■ Exercise aim ■
Find the lines that contain the word "title" and copy each one.

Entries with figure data
»»

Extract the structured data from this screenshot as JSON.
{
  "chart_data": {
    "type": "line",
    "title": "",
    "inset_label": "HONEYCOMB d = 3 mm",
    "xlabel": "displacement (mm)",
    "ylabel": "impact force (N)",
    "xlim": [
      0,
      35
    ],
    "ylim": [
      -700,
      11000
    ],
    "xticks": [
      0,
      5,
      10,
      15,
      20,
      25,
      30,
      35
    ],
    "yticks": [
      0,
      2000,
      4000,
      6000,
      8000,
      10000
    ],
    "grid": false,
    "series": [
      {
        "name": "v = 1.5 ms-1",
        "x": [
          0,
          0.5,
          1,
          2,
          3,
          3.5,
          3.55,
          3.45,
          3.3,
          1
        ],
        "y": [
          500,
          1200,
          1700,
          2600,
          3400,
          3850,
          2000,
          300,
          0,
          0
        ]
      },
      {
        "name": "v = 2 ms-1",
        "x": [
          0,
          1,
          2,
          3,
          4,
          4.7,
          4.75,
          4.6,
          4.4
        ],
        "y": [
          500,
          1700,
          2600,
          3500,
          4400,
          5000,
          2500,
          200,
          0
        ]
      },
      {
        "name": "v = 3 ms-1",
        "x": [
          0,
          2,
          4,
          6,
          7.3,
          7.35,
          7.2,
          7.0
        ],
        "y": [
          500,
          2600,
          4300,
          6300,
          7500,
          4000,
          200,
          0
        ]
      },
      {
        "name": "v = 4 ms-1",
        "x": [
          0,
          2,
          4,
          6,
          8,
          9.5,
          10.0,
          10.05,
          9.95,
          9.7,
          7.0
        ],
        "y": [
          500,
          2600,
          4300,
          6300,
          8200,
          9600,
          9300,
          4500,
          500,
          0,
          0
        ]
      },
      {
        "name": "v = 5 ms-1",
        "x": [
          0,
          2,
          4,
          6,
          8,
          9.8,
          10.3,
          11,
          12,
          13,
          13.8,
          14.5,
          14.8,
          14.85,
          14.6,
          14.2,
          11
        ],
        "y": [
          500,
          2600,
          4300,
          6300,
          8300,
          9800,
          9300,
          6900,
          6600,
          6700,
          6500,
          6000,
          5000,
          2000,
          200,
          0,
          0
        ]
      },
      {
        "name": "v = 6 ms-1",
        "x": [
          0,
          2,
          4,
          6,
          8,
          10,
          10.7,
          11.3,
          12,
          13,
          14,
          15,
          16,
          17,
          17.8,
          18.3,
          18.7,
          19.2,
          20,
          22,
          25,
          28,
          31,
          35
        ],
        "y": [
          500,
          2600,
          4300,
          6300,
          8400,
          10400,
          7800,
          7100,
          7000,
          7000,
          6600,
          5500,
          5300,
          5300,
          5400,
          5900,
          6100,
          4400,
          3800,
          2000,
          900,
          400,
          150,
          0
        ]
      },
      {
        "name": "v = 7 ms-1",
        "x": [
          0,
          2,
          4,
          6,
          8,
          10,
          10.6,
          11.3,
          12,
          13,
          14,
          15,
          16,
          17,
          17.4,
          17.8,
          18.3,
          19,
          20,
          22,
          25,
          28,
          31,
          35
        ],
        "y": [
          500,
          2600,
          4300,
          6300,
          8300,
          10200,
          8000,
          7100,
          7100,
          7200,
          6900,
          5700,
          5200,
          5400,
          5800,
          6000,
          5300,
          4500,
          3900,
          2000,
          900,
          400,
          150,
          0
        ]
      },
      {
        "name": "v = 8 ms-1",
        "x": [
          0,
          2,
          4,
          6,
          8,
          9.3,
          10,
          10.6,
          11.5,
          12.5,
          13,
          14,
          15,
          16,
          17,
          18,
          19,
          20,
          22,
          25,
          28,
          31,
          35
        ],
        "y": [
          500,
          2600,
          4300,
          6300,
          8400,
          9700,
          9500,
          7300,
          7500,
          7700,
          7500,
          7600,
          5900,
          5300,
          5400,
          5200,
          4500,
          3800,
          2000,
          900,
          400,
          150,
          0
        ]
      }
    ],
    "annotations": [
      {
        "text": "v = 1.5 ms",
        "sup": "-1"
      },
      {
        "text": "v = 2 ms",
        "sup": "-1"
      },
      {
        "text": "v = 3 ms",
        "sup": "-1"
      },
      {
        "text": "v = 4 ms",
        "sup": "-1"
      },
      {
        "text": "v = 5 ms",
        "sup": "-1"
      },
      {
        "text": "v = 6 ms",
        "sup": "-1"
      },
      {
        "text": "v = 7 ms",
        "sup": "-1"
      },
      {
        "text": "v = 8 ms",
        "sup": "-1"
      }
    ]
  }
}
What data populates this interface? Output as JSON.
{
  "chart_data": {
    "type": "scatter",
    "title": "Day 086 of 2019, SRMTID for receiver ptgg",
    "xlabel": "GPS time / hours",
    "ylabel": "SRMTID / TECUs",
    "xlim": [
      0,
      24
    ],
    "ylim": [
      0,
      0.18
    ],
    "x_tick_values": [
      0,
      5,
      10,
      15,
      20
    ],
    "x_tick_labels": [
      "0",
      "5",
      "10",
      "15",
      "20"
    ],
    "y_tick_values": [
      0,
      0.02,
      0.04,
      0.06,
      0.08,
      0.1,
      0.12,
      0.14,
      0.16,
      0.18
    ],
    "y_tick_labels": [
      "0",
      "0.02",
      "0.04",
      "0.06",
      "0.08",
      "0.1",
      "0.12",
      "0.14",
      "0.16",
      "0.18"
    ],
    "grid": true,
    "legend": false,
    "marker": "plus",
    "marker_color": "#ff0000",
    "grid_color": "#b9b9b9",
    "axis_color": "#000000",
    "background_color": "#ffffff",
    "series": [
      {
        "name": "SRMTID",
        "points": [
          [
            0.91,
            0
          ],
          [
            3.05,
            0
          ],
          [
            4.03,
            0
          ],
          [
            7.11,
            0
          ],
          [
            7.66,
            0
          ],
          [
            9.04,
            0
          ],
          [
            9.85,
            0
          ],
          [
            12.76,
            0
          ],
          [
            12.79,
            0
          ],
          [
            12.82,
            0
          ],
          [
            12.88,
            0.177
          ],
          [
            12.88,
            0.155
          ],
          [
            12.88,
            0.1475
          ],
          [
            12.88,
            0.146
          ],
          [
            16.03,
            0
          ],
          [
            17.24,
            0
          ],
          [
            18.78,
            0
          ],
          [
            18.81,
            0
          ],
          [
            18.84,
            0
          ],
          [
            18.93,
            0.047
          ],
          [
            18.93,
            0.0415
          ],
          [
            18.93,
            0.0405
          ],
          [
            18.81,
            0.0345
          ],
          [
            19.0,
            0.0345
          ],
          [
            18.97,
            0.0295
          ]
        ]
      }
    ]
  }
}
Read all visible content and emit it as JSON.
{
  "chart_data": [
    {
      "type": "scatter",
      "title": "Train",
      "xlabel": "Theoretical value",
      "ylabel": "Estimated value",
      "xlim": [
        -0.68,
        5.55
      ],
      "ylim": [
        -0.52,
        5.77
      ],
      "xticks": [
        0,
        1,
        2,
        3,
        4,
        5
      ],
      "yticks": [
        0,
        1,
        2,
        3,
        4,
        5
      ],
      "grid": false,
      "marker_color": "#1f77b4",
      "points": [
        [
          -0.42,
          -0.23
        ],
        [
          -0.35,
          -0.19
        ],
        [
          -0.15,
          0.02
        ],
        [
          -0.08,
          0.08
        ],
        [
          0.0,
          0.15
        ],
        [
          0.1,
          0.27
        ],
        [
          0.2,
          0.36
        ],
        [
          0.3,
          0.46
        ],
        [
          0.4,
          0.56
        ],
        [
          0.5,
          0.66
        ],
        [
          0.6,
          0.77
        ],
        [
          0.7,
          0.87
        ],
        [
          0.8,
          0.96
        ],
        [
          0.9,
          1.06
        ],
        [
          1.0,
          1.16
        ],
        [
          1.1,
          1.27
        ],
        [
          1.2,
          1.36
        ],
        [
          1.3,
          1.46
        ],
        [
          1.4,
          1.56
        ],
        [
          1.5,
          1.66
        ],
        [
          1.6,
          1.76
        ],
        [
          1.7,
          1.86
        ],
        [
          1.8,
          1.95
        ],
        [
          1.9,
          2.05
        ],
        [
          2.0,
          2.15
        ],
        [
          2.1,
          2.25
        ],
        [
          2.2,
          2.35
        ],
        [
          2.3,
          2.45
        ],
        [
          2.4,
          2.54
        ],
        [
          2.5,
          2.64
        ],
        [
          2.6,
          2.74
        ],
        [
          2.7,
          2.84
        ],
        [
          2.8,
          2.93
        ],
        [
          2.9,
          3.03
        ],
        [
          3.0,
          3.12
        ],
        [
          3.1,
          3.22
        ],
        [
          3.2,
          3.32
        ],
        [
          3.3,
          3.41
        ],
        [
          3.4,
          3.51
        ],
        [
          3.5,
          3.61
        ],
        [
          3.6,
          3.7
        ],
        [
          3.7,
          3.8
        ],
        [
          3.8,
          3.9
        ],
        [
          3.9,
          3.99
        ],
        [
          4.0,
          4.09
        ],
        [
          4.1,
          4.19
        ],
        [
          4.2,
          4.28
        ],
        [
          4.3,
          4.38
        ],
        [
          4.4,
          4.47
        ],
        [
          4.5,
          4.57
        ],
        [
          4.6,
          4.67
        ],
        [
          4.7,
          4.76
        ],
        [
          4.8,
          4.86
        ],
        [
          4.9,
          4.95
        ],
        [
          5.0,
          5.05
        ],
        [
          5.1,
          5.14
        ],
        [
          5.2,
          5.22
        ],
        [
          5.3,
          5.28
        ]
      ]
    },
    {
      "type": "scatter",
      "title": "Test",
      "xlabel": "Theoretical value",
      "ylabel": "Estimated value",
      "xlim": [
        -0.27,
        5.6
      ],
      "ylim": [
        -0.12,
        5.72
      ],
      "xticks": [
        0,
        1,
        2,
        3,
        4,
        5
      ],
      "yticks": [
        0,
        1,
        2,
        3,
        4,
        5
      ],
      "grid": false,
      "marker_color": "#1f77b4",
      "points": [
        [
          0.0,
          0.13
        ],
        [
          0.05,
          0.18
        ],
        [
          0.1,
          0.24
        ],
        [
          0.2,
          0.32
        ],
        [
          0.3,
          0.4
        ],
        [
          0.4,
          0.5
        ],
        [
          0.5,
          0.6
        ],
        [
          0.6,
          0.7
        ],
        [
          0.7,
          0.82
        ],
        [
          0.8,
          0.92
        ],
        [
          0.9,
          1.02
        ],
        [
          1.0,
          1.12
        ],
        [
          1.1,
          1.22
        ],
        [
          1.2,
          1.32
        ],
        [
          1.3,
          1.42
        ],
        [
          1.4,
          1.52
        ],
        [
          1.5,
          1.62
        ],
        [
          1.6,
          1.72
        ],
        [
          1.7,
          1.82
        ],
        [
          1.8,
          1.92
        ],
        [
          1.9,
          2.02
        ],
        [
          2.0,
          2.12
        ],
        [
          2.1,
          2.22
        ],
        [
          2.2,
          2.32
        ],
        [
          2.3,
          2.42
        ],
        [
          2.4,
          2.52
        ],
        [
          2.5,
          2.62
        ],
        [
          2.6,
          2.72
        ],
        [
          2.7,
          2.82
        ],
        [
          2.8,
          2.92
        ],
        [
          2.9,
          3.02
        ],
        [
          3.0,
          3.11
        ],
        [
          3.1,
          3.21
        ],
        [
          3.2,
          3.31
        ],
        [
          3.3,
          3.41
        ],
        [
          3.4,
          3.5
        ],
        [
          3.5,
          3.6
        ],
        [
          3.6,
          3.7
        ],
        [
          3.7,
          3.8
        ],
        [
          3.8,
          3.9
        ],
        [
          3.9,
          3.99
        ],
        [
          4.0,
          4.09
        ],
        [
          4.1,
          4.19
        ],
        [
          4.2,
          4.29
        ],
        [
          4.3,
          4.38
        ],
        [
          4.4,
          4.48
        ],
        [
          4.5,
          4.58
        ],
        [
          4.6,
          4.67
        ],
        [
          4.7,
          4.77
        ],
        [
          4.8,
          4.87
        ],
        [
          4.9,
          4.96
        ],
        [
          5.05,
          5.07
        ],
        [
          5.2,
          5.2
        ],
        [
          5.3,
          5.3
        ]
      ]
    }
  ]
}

««

■ Correct answer ■
    "title": "",
    "title": "Day 086 of 2019, SRMTID for receiver ptgg",
      "title": "Train",
      "title": "Test",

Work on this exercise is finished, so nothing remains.